## To be done
Scan the data. Collect each line that contains the word "label".

Items listed in a dataset:
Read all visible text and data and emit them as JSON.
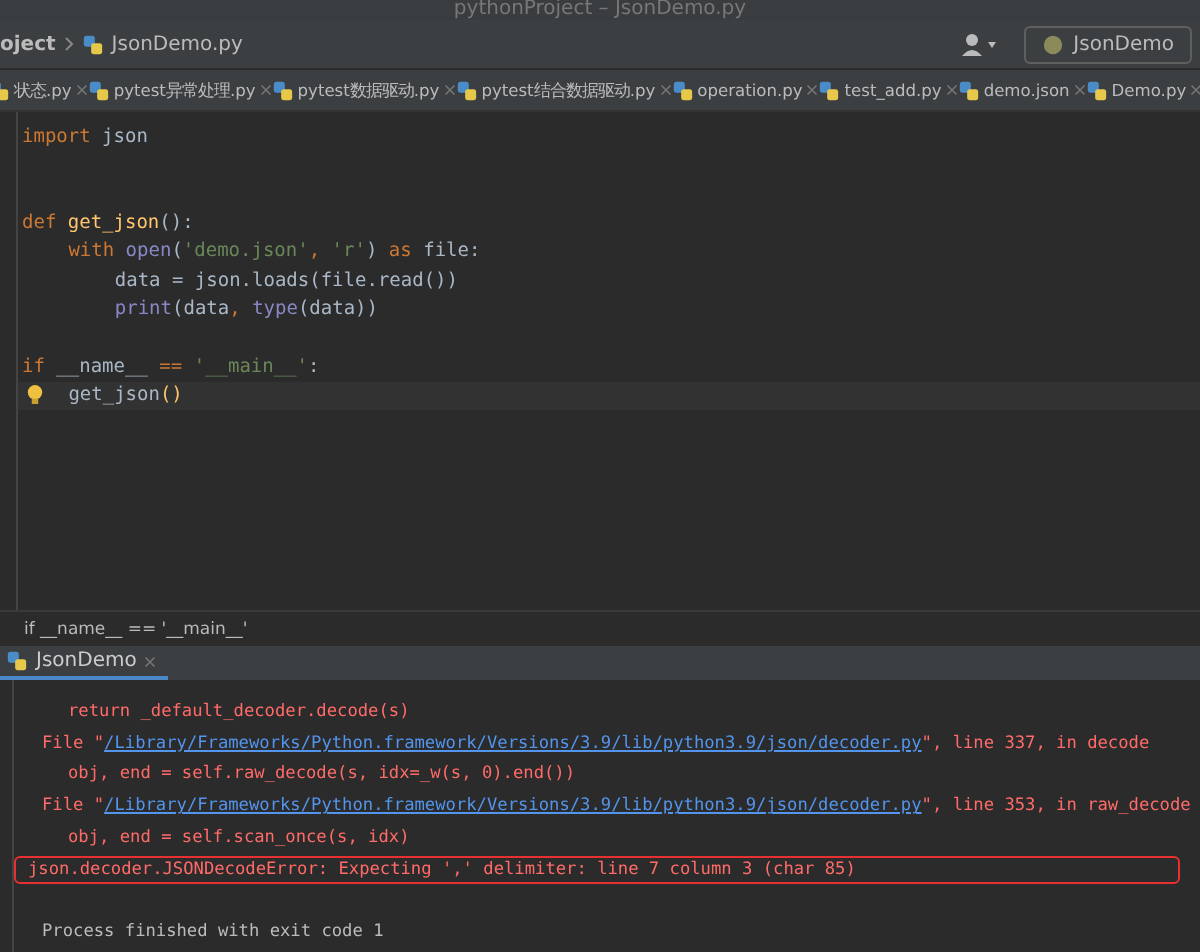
{
  "window": {
    "title": "pythonProject – JsonDemo.py"
  },
  "navbar": {
    "crumbs": [
      "oject",
      "JsonDemo.py"
    ],
    "run_config": "JsonDemo"
  },
  "tabs": [
    {
      "label": "状态.py"
    },
    {
      "label": "pytest异常处理.py"
    },
    {
      "label": "pytest数据驱动.py"
    },
    {
      "label": "pytest结合数据驱动.py"
    },
    {
      "label": "operation.py"
    },
    {
      "label": "test_add.py"
    },
    {
      "label": "demo.json"
    },
    {
      "label": "Demo.py"
    }
  ],
  "editor": {
    "lines": [
      {
        "highlighted": false,
        "tokens": [
          {
            "kind": "kw",
            "text": "import "
          },
          {
            "kind": "plain",
            "text": "json"
          }
        ]
      },
      {
        "highlighted": false
      },
      {
        "highlighted": false
      },
      {
        "highlighted": false,
        "tokens": [
          {
            "kind": "kw",
            "text": "def "
          },
          {
            "kind": "fn",
            "text": "get_json"
          },
          {
            "kind": "plain",
            "text": "():"
          }
        ],
        "children": [
          {
            "highlighted": false,
            "tokens": [
              {
                "kind": "kw",
                "text": "with "
              },
              {
                "kind": "builtin",
                "text": "open"
              },
              {
                "kind": "plain",
                "text": "("
              },
              {
                "kind": "str",
                "text": "'demo.json'"
              },
              {
                "kind": "kw",
                "text": ", "
              },
              {
                "kind": "str",
                "text": "'r'"
              },
              {
                "kind": "plain",
                "text": ") "
              },
              {
                "kind": "kw",
                "text": "as "
              },
              {
                "kind": "plain",
                "text": "file:"
              }
            ],
            "children": [
              {
                "highlighted": false,
                "tokens": [
                  {
                    "kind": "plain",
                    "text": "data = json.loads(file.read())"
                  }
                ]
              },
              {
                "highlighted": false,
                "tokens": [
                  {
                    "kind": "builtin",
                    "text": "print"
                  },
                  {
                    "kind": "plain",
                    "text": "(data"
                  },
                  {
                    "kind": "kw",
                    "text": ", "
                  },
                  {
                    "kind": "builtin",
                    "text": "type"
                  },
                  {
                    "kind": "plain",
                    "text": "(data))"
                  }
                ]
              }
            ]
          }
        ]
      },
      {
        "highlighted": false
      },
      {
        "highlighted": false,
        "tokens": [
          {
            "kind": "kw",
            "text": "if "
          },
          {
            "kind": "plain",
            "text": "__name__ "
          },
          {
            "kind": "kw",
            "text": "== "
          },
          {
            "kind": "str",
            "text": "'__main__'"
          },
          {
            "kind": "plain",
            "text": ":"
          }
        ],
        "children": [
          {
            "highlighted": true,
            "tokens": [
              {
                "kind": "plain",
                "text": "get_json"
              },
              {
                "kind": "fn",
                "text": "()"
              }
            ]
          }
        ]
      }
    ],
    "breadcrumb": "if __name__ == '__main__'"
  },
  "run_panel": {
    "tab": "JsonDemo",
    "lines": [
      {
        "kind": "code",
        "parts": [
          {
            "kind": "text",
            "text": "return _default_decoder.decode(s)"
          }
        ]
      },
      {
        "kind": "trace",
        "parts": [
          {
            "kind": "text",
            "text": "File \""
          },
          {
            "kind": "link",
            "text": "/Library/Frameworks/Python.framework/Versions/3.9/lib/python3.9/json/decoder.py"
          },
          {
            "kind": "text",
            "text": "\", line 337, in decode"
          }
        ]
      },
      {
        "kind": "code",
        "parts": [
          {
            "kind": "text",
            "text": "obj, end = self.raw_decode(s, idx=_w(s, 0).end())"
          }
        ]
      },
      {
        "kind": "trace",
        "parts": [
          {
            "kind": "text",
            "text": "File \""
          },
          {
            "kind": "link",
            "text": "/Library/Frameworks/Python.framework/Versions/3.9/lib/python3.9/json/decoder.py"
          },
          {
            "kind": "text",
            "text": "\", line 353, in raw_decode"
          }
        ]
      },
      {
        "kind": "code",
        "parts": [
          {
            "kind": "text",
            "text": "obj, end = self.scan_once(s, idx)"
          }
        ]
      },
      {
        "kind": "error",
        "parts": [
          {
            "kind": "text",
            "text": "json.decoder.JSONDecodeError: Expecting ',' delimiter: line 7 column 3 (char 85)"
          }
        ]
      },
      {
        "kind": "exit",
        "parts": [
          {
            "kind": "text",
            "text": "Process finished with exit code 1"
          }
        ]
      }
    ]
  }
}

## The answer
      "label": "状态.py"
      "label": "pytest异常处理.py"
      "label": "pytest数据驱动.py"
      "label": "pytest结合数据驱动.py"
      "label": "operation.py"
      "label": "test_add.py"
      "label": "demo.json"
      "label": "Demo.py"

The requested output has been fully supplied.